#### [Given problem]
Show all lines holding the string "Alíquota".

Items from a data source

* * * * *

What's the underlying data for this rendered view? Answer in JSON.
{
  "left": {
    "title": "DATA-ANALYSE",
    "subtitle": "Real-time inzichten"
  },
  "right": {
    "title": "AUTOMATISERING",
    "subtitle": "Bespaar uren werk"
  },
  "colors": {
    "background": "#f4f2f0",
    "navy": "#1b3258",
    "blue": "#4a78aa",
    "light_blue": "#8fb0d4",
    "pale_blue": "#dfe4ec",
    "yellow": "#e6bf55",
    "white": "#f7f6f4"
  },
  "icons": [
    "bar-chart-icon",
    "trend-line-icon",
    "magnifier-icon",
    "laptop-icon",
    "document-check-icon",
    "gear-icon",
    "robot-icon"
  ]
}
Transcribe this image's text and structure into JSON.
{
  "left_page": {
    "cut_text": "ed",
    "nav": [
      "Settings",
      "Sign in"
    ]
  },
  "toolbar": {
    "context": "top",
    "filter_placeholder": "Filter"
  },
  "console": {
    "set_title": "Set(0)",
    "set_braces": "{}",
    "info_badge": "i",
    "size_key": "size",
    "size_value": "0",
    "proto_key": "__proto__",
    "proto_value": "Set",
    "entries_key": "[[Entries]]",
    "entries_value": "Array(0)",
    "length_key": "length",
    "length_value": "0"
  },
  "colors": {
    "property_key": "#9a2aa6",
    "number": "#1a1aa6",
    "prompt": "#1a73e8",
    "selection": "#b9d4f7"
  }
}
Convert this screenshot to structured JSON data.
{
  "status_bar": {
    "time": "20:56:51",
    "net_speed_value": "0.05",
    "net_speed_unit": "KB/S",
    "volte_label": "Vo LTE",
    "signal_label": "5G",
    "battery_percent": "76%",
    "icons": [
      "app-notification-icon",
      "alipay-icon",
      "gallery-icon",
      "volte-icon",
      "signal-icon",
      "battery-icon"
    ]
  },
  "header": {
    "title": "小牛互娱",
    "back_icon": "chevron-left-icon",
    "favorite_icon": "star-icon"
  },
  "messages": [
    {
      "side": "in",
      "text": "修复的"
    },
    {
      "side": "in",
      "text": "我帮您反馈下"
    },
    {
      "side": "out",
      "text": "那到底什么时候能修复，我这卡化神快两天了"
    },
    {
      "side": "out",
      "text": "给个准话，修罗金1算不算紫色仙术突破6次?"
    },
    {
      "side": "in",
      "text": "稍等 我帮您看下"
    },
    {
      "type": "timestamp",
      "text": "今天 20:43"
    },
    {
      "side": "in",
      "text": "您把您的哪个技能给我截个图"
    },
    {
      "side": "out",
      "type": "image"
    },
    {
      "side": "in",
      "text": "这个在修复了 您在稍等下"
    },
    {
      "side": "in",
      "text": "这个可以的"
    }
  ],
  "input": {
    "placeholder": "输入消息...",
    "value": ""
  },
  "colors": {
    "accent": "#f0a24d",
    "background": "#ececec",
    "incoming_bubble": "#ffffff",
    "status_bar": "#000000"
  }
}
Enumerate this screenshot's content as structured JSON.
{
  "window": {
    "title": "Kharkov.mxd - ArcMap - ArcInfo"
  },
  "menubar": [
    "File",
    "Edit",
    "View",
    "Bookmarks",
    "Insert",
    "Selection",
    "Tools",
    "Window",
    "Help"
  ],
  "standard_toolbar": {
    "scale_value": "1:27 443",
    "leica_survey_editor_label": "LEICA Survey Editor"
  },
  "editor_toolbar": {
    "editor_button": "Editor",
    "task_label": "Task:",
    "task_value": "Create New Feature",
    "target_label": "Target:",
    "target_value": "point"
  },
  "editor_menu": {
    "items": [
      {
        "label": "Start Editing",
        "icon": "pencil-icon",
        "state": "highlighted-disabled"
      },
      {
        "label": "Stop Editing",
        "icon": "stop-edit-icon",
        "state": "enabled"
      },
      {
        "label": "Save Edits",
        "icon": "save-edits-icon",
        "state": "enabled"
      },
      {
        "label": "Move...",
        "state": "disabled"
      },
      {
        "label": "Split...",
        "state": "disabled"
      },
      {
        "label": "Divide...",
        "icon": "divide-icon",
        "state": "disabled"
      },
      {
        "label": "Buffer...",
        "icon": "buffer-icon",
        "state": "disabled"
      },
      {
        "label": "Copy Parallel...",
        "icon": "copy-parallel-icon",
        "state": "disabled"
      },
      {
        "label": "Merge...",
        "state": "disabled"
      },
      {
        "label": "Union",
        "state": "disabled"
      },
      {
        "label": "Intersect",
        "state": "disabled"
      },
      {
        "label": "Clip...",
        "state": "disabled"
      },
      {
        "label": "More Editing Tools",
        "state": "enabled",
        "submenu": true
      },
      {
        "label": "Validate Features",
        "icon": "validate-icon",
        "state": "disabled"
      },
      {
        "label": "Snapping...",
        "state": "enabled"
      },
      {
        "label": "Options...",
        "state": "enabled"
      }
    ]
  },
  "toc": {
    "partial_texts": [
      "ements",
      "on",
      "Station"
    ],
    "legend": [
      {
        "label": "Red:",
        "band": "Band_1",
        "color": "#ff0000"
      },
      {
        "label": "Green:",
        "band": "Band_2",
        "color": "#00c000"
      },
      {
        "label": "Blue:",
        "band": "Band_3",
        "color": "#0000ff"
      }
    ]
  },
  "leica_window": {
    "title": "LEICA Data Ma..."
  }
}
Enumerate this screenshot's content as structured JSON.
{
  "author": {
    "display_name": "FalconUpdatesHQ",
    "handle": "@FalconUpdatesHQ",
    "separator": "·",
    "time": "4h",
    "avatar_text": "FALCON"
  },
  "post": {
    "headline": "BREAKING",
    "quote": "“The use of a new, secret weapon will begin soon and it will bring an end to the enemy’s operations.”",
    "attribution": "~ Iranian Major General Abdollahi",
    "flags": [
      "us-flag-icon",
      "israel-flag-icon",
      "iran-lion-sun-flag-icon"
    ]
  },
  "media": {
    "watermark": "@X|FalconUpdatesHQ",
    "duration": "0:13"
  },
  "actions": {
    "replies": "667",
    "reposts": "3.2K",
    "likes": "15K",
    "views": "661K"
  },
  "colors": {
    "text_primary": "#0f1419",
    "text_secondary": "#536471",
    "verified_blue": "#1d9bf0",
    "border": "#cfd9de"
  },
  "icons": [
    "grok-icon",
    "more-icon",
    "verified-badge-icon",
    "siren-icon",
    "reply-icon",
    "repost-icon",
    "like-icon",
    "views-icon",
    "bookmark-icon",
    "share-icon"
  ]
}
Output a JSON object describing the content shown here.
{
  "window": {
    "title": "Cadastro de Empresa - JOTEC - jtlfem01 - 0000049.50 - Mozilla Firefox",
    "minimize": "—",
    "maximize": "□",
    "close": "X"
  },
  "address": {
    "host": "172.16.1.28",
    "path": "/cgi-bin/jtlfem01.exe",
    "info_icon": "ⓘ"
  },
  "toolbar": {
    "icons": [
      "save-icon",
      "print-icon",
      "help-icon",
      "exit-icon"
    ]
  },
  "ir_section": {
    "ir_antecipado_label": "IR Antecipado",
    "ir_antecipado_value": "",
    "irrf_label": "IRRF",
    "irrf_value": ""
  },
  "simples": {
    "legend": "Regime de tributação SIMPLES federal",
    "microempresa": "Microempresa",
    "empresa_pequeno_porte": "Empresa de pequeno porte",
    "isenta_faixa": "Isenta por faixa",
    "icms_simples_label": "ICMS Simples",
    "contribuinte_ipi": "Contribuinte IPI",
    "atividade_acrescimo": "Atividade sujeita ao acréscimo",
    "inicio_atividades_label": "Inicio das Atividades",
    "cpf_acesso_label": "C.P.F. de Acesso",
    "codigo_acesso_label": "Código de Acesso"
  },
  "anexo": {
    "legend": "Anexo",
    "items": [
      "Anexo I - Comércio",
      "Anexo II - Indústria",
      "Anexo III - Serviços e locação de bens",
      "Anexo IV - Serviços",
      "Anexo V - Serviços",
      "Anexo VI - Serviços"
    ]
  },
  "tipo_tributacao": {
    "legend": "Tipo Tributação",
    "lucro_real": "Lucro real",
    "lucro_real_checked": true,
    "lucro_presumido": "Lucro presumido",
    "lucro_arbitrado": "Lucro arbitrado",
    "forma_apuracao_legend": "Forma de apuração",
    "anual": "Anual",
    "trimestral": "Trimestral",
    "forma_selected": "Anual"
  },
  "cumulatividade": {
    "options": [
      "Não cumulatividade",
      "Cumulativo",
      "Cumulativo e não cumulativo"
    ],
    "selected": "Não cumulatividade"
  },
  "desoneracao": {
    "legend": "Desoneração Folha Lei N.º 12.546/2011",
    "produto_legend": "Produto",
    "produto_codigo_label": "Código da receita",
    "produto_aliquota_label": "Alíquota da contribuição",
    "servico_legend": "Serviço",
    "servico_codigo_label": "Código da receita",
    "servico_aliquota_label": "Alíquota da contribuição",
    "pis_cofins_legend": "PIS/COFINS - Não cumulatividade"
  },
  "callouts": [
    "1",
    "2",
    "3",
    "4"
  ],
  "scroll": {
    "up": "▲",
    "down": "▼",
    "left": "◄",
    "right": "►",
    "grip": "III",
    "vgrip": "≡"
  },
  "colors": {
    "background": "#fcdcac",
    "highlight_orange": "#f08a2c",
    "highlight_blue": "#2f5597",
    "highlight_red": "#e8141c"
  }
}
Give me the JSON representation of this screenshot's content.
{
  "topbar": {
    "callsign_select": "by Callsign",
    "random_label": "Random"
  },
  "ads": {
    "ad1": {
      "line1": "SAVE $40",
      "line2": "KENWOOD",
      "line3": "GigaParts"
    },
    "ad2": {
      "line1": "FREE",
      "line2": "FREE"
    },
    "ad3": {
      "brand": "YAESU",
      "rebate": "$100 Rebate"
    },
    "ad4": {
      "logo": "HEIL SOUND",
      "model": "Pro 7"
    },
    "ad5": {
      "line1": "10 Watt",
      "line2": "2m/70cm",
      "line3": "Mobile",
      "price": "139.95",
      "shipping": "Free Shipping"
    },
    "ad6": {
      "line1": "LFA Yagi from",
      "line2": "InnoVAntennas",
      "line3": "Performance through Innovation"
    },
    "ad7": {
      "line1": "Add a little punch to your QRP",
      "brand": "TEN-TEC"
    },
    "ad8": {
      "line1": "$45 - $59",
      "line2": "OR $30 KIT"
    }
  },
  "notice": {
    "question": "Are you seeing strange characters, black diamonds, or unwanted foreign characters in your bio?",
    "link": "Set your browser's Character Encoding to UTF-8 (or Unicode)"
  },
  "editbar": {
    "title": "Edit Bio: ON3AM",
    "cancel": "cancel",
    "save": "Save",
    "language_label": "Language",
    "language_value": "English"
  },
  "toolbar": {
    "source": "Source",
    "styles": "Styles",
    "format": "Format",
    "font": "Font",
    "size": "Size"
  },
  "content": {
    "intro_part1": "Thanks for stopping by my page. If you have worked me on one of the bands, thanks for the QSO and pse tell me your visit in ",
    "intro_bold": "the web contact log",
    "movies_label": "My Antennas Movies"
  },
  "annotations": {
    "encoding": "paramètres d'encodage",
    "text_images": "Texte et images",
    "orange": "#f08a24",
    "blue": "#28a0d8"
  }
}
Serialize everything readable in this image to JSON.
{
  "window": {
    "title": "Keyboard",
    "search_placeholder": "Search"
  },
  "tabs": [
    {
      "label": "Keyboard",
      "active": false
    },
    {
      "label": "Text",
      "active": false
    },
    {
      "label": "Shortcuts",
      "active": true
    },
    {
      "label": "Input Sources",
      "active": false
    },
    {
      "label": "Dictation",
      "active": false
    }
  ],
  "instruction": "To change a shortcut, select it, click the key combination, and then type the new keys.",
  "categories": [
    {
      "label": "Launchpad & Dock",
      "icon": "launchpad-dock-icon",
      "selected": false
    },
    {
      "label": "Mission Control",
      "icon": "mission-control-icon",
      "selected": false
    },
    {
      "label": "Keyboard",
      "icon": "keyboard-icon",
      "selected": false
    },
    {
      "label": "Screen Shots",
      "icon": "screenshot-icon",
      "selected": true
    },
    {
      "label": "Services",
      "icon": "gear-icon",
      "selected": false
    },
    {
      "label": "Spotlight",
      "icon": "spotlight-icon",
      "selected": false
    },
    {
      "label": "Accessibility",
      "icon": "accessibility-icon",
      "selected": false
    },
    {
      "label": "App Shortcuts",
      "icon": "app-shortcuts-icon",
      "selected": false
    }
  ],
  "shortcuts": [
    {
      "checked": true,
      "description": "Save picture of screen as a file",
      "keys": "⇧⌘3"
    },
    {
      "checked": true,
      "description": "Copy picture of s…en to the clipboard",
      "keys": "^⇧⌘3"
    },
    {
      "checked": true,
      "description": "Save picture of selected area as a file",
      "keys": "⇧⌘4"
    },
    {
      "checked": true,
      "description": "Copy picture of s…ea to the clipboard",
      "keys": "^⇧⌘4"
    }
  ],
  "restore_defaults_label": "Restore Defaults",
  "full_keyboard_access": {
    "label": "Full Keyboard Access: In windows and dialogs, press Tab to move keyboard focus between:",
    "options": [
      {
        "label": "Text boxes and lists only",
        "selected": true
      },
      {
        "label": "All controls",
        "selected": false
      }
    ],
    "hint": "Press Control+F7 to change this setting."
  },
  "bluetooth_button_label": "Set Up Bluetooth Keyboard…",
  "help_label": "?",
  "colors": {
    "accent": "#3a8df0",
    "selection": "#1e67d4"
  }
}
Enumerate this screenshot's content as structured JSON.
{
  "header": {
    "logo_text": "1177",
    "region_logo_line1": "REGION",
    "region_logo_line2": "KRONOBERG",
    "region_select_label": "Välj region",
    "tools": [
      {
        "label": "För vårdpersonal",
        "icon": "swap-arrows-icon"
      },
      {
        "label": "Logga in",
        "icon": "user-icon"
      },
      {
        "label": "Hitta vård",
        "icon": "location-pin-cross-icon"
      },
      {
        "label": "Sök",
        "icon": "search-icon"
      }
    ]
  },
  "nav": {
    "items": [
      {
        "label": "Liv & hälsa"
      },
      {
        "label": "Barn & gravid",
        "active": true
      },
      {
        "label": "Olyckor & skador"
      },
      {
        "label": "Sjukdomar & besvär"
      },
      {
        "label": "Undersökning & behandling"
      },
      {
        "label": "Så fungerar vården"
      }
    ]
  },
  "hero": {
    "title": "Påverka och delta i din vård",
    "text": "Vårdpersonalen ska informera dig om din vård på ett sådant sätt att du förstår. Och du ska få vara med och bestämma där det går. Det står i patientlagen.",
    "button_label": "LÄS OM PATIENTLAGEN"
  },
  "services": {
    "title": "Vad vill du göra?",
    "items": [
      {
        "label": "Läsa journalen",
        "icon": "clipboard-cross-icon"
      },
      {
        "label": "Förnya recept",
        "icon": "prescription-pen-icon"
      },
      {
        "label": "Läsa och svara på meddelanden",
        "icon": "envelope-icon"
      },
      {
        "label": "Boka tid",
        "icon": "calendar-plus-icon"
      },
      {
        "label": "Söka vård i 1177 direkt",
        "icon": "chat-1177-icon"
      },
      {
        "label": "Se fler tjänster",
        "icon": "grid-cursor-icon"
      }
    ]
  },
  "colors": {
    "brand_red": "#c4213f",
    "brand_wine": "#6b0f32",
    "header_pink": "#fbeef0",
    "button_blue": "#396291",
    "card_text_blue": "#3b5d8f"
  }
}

* * * * *

#### [Written response]
    "produto_aliquota_label": "Alíquota da contribuição",
    "servico_aliquota_label": "Alíquota da contribuição",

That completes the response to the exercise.